**GOAL:**
Print the records below word for word, but leave out the pictures.

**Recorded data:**
================================
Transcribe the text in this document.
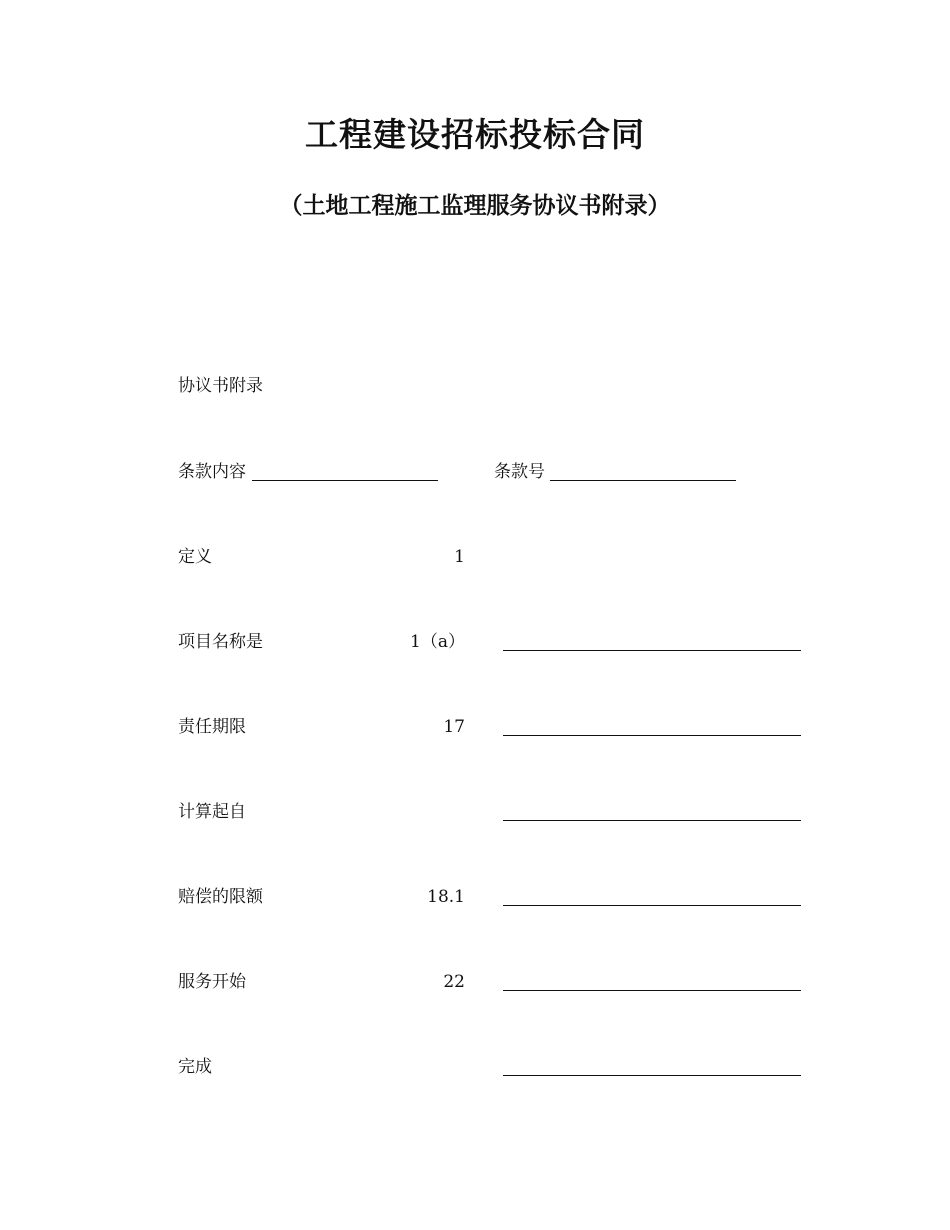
工程建设招标投标合同
（土地工程施工监理服务协议书附录）
协议书附录
条款内容	条款号
定义	1
项目名称是	1（a）
责任期限	17
计算起自
赔偿的限额	18.1
服务开始	22
完成
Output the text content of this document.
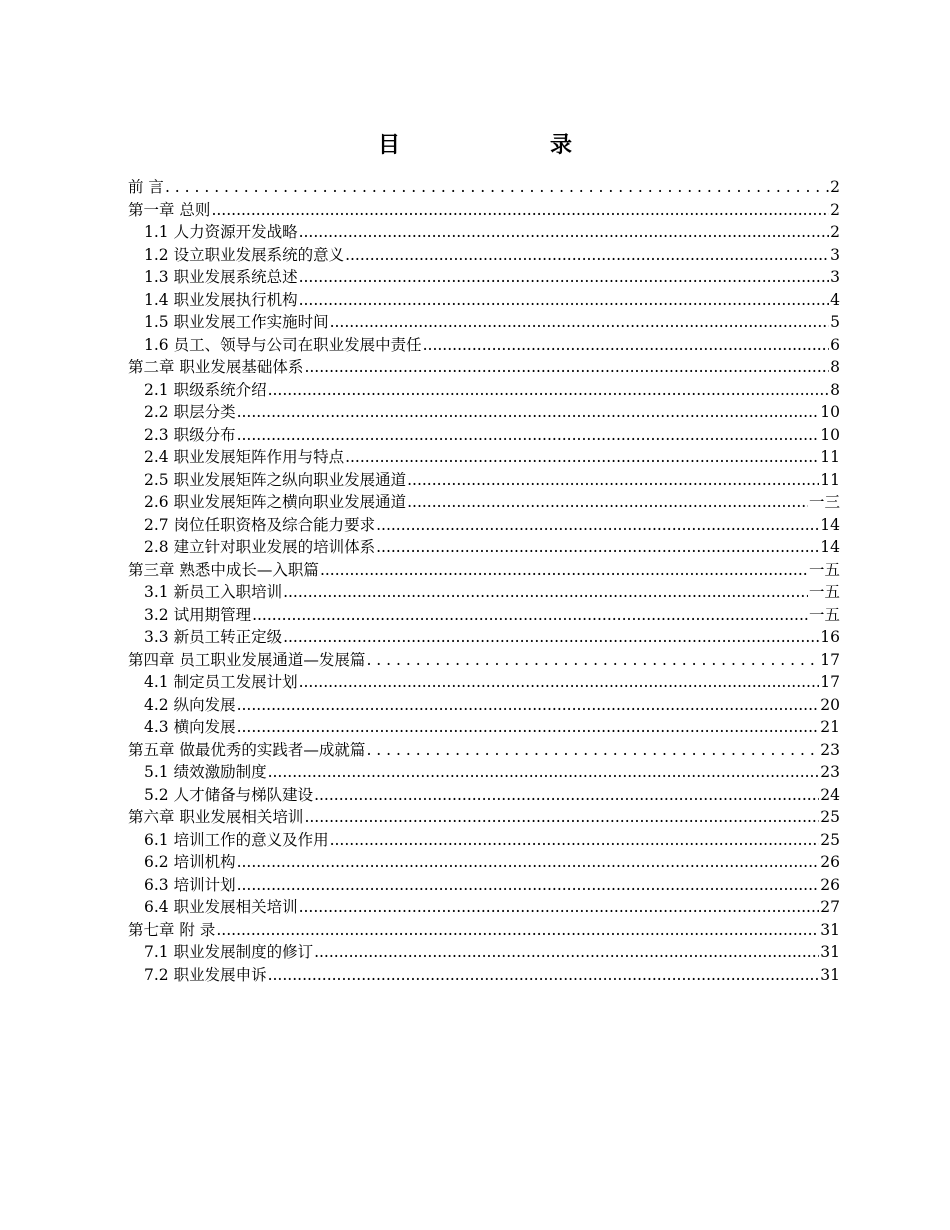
目	录
前 言 . . .	2
第一章 总则 .....	2
1.1 人力资源开发战略 .....	2
1.2 设立职业发展系统的意义 .....	3
1.3 职业发展系统总述 .....	3
1.4 职业发展执行机构 .....	4
1.5 职业发展工作实施时间 .....	5
1.6 员工、领导与公司在职业发展中责任 .....	6
第二章 职业发展基础体系 .....	8
2.1 职级系统介绍 .....	8
2.2 职层分类 .....	10
2.3 职级分布 .....	10
2.4 职业发展矩阵作用与特点 .....	11
2.5 职业发展矩阵之纵向职业发展通道 .....	11
2.6 职业发展矩阵之横向职业发展通道 .....	一三
2.7 岗位任职资格及综合能力要求 .....	14
2.8 建立针对职业发展的培训体系 .....	14
第三章 熟悉中成长—入职篇 .....	一五
3.1 新员工入职培训 .....	一五
3.2 试用期管理 .....	一五
3.3 新员工转正定级 .....	16
第四章 员工职业发展通道—发展篇 . . .	17
4.1 制定员工发展计划 .....	17
4.2 纵向发展 .....	20
4.3 横向发展 .....	21
第五章 做最优秀的实践者—成就篇 . . .	23
5.1 绩效激励制度 .....	23
5.2 人才储备与梯队建设 .....	24
第六章 职业发展相关培训 .....	25
6.1 培训工作的意义及作用 .....	25
6.2 培训机构 .....	26
6.3 培训计划 .....	26
6.4 职业发展相关培训 .....	27
第七章 附 录 .....	31
7.1 职业发展制度的修订 .....	31
7.2 职业发展申诉 .....	31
================================
**RESULT:**
Transcribe the text in this document.
工程建设招标投标合同
（土地工程施工监理服务协议书附录）
协议书附录
条款内容	条款号
定义	1
项目名称是	1（a）
责任期限	17
计算起自
赔偿的限额	18.1
服务开始	22
完成
Output the text content of this document.
目	录
前 言 . . .	2
第一章 总则 .....	2
1.1 人力资源开发战略 .....	2
1.2 设立职业发展系统的意义 .....	3
1.3 职业发展系统总述 .....	3
1.4 职业发展执行机构 .....	4
1.5 职业发展工作实施时间 .....	5
1.6 员工、领导与公司在职业发展中责任 .....	6
第二章 职业发展基础体系 .....	8
2.1 职级系统介绍 .....	8
2.2 职层分类 .....	10
2.3 职级分布 .....	10
2.4 职业发展矩阵作用与特点 .....	11
2.5 职业发展矩阵之纵向职业发展通道 .....	11
2.6 职业发展矩阵之横向职业发展通道 .....	一三
2.7 岗位任职资格及综合能力要求 .....	14
2.8 建立针对职业发展的培训体系 .....	14
第三章 熟悉中成长—入职篇 .....	一五
3.1 新员工入职培训 .....	一五
3.2 试用期管理 .....	一五
3.3 新员工转正定级 .....	16
第四章 员工职业发展通道—发展篇 . . .	17
4.1 制定员工发展计划 .....	17
4.2 纵向发展 .....	20
4.3 横向发展 .....	21
第五章 做最优秀的实践者—成就篇 . . .	23
5.1 绩效激励制度 .....	23
5.2 人才储备与梯队建设 .....	24
第六章 职业发展相关培训 .....	25
6.1 培训工作的意义及作用 .....	25
6.2 培训机构 .....	26
6.3 培训计划 .....	26
6.4 职业发展相关培训 .....	27
第七章 附 录 .....	31
7.1 职业发展制度的修订 .....	31
7.2 职业发展申诉 .....	31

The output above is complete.